PROBLEM DESCRIPTION: Copy out every line in which the string "JSON" occurs.

(Dataset rows about figures)
## START
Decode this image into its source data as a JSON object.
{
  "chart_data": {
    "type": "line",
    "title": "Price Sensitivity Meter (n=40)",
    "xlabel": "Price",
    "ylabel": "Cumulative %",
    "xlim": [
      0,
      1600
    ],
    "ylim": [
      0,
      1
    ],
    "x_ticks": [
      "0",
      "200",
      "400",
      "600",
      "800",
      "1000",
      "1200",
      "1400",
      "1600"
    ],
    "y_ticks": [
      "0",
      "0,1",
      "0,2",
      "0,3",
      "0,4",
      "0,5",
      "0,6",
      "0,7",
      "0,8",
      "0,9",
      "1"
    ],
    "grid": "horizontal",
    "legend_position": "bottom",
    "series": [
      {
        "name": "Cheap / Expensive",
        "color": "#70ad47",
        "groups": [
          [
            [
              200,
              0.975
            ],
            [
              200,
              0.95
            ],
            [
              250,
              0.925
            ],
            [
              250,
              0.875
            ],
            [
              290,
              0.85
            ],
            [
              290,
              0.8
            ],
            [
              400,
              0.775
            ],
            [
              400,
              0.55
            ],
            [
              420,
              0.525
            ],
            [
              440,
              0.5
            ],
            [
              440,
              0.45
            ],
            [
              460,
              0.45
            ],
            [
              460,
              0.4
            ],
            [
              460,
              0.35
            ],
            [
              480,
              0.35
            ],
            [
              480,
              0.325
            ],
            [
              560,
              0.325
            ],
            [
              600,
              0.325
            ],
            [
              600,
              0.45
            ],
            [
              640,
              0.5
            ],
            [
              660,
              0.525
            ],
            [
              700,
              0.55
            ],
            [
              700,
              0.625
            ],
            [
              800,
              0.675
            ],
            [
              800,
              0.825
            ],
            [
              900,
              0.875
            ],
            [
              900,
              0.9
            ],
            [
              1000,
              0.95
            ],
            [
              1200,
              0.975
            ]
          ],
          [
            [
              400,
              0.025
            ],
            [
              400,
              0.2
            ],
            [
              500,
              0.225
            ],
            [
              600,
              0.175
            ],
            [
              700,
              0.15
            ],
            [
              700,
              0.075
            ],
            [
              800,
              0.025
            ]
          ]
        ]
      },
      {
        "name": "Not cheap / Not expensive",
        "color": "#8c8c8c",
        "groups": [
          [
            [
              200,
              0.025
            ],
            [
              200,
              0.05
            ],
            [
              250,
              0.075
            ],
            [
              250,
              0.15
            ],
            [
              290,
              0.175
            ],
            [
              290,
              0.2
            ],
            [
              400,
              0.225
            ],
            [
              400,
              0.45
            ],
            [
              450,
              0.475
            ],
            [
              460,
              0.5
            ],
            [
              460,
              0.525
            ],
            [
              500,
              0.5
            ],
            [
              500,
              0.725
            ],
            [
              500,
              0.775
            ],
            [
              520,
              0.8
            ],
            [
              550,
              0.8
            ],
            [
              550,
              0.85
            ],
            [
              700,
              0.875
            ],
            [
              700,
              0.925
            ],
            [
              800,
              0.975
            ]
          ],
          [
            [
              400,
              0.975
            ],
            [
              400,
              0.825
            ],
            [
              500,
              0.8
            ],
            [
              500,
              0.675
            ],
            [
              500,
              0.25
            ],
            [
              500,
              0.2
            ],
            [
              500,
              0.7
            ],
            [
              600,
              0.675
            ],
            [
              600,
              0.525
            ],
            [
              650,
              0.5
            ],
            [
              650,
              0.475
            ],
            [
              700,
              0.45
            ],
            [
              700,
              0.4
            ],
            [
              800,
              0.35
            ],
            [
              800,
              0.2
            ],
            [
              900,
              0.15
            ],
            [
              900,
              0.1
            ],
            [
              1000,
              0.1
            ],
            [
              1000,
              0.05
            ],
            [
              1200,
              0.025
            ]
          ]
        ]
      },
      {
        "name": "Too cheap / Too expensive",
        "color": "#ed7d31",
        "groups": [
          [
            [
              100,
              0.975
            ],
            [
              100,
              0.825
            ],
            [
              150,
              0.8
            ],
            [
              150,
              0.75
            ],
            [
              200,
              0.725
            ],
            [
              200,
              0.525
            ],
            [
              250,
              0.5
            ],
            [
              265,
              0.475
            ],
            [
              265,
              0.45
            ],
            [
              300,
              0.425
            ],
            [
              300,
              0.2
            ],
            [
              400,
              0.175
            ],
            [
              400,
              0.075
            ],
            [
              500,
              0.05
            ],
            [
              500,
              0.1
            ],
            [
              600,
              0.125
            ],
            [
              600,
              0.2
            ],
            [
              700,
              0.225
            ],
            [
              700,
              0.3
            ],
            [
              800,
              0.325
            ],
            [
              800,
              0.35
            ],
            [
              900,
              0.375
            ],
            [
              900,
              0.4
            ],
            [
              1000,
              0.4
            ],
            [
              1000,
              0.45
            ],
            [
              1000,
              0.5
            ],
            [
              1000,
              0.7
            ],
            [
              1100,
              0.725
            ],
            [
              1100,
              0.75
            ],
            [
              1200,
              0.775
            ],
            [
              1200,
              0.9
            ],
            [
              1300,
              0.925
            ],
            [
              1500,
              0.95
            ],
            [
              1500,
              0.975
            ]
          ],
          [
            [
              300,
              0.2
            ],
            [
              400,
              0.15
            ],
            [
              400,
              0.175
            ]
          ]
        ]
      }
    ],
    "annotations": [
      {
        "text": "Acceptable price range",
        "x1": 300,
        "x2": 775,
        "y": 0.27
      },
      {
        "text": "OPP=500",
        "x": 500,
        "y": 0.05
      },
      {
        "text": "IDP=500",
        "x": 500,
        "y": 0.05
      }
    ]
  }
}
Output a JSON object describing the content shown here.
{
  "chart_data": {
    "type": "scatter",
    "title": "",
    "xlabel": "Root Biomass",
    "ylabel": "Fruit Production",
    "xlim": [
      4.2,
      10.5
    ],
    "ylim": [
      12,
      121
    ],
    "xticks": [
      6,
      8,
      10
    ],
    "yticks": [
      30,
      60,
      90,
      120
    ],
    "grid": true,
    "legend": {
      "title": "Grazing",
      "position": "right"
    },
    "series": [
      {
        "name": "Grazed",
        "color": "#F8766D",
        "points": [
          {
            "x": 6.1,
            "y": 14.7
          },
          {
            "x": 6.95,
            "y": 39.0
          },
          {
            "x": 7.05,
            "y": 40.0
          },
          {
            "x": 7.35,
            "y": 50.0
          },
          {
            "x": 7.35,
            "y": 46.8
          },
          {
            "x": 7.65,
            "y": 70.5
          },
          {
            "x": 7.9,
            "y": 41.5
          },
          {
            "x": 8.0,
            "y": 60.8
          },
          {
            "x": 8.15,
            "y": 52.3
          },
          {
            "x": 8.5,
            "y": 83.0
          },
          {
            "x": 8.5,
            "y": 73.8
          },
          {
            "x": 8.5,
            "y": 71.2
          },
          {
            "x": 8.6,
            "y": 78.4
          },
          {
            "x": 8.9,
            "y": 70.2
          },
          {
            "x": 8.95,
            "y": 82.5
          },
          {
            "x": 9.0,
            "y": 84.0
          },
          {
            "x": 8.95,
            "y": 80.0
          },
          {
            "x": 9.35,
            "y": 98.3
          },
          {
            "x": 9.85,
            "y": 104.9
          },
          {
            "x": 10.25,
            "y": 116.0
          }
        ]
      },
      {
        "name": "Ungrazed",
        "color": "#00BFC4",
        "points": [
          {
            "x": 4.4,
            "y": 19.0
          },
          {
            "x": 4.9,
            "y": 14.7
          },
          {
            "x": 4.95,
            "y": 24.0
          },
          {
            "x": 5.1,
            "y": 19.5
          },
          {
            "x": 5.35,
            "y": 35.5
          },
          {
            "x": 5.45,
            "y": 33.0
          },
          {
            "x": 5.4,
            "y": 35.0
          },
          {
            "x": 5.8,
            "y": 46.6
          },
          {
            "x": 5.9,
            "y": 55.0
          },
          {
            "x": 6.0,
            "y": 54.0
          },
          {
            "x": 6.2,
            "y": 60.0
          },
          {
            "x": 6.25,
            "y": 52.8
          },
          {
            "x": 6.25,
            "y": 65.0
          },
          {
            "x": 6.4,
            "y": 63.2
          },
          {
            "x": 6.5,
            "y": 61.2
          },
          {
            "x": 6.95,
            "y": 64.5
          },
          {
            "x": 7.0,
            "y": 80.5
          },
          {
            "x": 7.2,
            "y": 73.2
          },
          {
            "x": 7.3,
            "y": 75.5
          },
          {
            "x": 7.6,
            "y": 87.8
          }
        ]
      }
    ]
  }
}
## END
EXERCISE RESPONSE:
Decode this image into its source data as a JSON object.
Output a JSON object describing the content shown here.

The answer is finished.